• [Fragmento del texto]:
--------------------------------------------------
A veces ocurre que el cristiano permanece estancado por un largo tiempo, en altura mínima de compromiso con Dios; hasta que llega un momento en que el Señor, harto de paciencia, realiza una llamada de atención (lo hizo en la iglesia de Laodicea). La advertencia de Cristo es para ayer, y también para hoy. Así cita el texto bíblico: «¿Cómo escaparemos nosotros, si descuidamos una salvación tan grande?» (He. 2:3). No pensemos que Dios rechaza a sus verdaderos hijos; por el contrario, su amor incondicional permanece inalterable. En esa relación paterno-filial, el Padre siempre mantiene una atención misericordiosa con su pueblo: «No ha hecho con nosotros conforme a nuestras iniquidades, ni nos ha pagado conforme a nuestros pecados» (Sal. 103:10). Nuestro Pastor es perdonador, paciente y bueno, y como cita Isaías 46:4, «nos soporta hasta las canas». Él es infinitamente misericordioso, pero también es infinitamente justo, así que no puede mirar de reojo cuando el cristiano peca, y por ello ha establecido promesas condicionales, con las bendiciones consecuentes al cumplimiento de éstas. Es decir, al obrar del cristiano le sigue la consecuencia propia. Es la ley natural de la siembra y la siega. Dios no se aleja del hombre, el hombre se aleja de Dios.

No estamos enseñando aquí que todo llamado creyente, que vive en la carne, sea un cristiano nacido de nuevo. Sin ánimo de juzgar, pero aquel que vive apartado de Dios de forma permanente, habiendo apostatado de la doctrina fundamental, sin discernir sus propios errores, o carente del amor divino, es muy probable que nunca haya conocido a Dios, es decir, que no sea realmente cristiano. «El que no ama, no ha conocido a Dios; porque Dios es amor» (1 Jn. 4:8). En cualquier caso, hacemos bien en no juzgar de antemano; dejemos crecer la cizaña juntamente con el trigo, aconsejó nuestro Señor, Mateo 13:30.
--------------------------------------------------
• [Material extraído]:
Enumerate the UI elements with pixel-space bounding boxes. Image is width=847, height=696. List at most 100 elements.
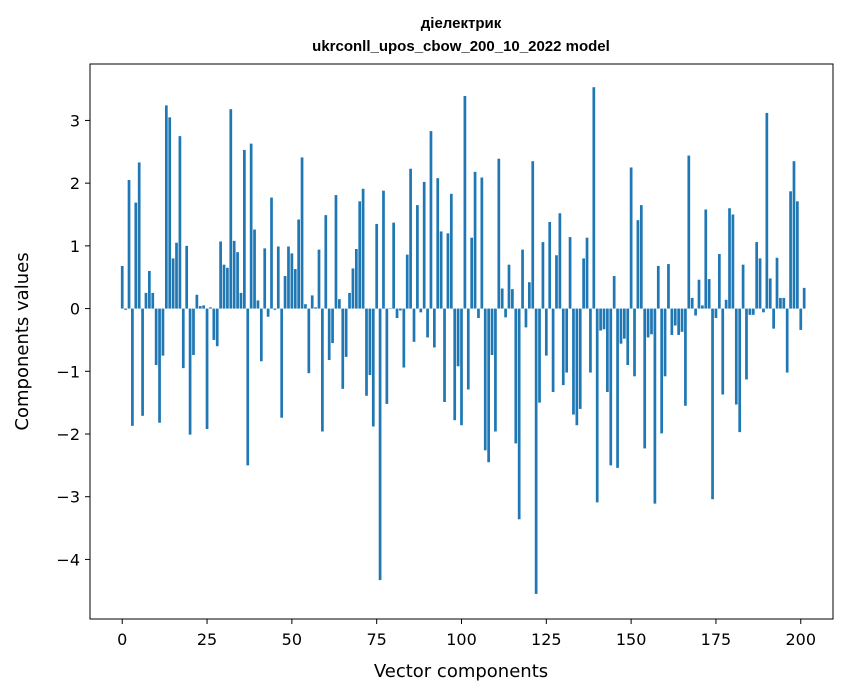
bar-31	[226, 267, 229, 309]
bar-75	[375, 223, 379, 309]
bar-155	[646, 308, 650, 338]
bar-131	[565, 308, 569, 373]
bar-110	[494, 308, 497, 432]
bar-194	[779, 297, 782, 309]
bar-64	[338, 299, 341, 309]
bar-152	[636, 220, 640, 309]
bar-162	[670, 308, 674, 335]
bar-6	[141, 308, 144, 416]
bar-35	[239, 292, 243, 309]
bar-94	[439, 231, 443, 309]
bar-62	[331, 308, 334, 344]
bar-49	[287, 246, 290, 309]
y-axis-label: Components values	[12, 252, 33, 430]
bar-119	[524, 308, 528, 328]
y-tick-label: 1	[70, 237, 80, 256]
bar-188	[758, 258, 762, 309]
bar-181	[734, 308, 738, 405]
bar-143	[606, 308, 609, 392]
bar-0	[120, 265, 124, 309]
bar-126	[548, 222, 552, 309]
y-tick-label: −4	[56, 550, 80, 569]
x-tick-label: 125	[531, 630, 562, 649]
bar-116	[514, 308, 518, 444]
bar-81	[395, 308, 399, 318]
bar-54	[304, 304, 307, 309]
bars-group	[120, 87, 806, 594]
bar-82	[399, 308, 402, 311]
x-tick-label: 0	[117, 630, 127, 649]
bar-38	[249, 143, 253, 309]
bar-14	[168, 117, 172, 309]
bar-19	[185, 245, 189, 309]
bar-121	[531, 161, 535, 309]
bar-190	[765, 112, 769, 309]
x-tick-label: 50	[282, 630, 302, 649]
bar-79	[388, 308, 392, 310]
bar-145	[612, 275, 616, 309]
bar-176	[717, 254, 721, 309]
bar-195	[782, 297, 786, 309]
bar-16	[175, 242, 178, 309]
bar-50	[290, 253, 294, 309]
bar-68	[351, 268, 355, 309]
bar-12	[161, 308, 165, 356]
bar-115	[511, 289, 514, 309]
y-tick-label: 3	[70, 111, 80, 130]
bar-161	[667, 264, 670, 309]
bar-29	[219, 241, 222, 309]
bar-127	[551, 308, 555, 392]
bar-32	[229, 109, 233, 309]
bar-132	[568, 237, 572, 309]
bar-184	[745, 308, 748, 380]
bar-11	[158, 308, 161, 423]
bar-93	[436, 178, 440, 309]
x-axis-label: Vector components	[374, 661, 548, 682]
bar-159	[660, 308, 664, 434]
bar-41	[259, 308, 263, 362]
bar-73	[368, 308, 372, 376]
bar-178	[724, 299, 728, 309]
bar-43	[266, 308, 270, 317]
bar-170	[697, 279, 701, 309]
bar-124	[541, 242, 545, 309]
bar-104	[473, 171, 477, 309]
bar-61	[327, 308, 331, 360]
bar-172	[704, 209, 708, 309]
bar-156	[650, 308, 653, 335]
bar-46	[276, 246, 280, 309]
bar-59	[321, 308, 324, 432]
bar-146	[616, 308, 619, 468]
bar-107	[483, 308, 487, 451]
bar-76	[378, 308, 382, 581]
bar-45	[273, 308, 277, 310]
bar-2	[127, 180, 131, 309]
bar-134	[575, 308, 579, 426]
bar-112	[500, 288, 504, 309]
bar-69	[354, 249, 358, 309]
bar-66	[344, 308, 348, 357]
bar-125	[544, 308, 548, 356]
bar-100	[460, 308, 463, 426]
bar-140	[595, 308, 599, 503]
bar-72	[365, 308, 368, 396]
bar-169	[694, 308, 697, 316]
bar-196	[785, 308, 789, 373]
bar-157	[653, 308, 657, 504]
bar-89	[422, 181, 426, 309]
bar-133	[572, 308, 575, 415]
bar-108	[487, 308, 490, 463]
bar-23	[198, 306, 202, 309]
bar-60	[324, 215, 328, 309]
bar-34	[236, 252, 239, 309]
bar-18	[181, 308, 185, 369]
bar-177	[721, 308, 725, 395]
bar-3	[131, 308, 134, 426]
bar-13	[164, 105, 168, 309]
bar-120	[528, 282, 531, 309]
bar-24	[202, 305, 206, 309]
bar-192	[772, 308, 775, 329]
bar-85	[409, 168, 412, 309]
bar-149	[626, 308, 630, 366]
--------------------------------------------------
• [Lista de tareas]:
A) Según el fragmento, ¿en qué iglesia realizó el Señor una llamada de atención?
B) Extraiga de los registros cada línea que contenga la cadena "label", distinguiendo entre mayúsculas y minúsculas.

• [Respuestas finales]:
A) En la iglesia de Laodicea.

B)
y-axis-label: Components values	[12, 252, 33, 430]
y-tick-label: 1	[70, 237, 80, 256]
y-tick-label: −4	[56, 550, 80, 569]
x-tick-label: 125	[531, 630, 562, 649]
x-tick-label: 0	[117, 630, 127, 649]
x-tick-label: 50	[282, 630, 302, 649]
y-tick-label: 3	[70, 111, 80, 130]
x-axis-label: Vector components	[374, 661, 548, 682]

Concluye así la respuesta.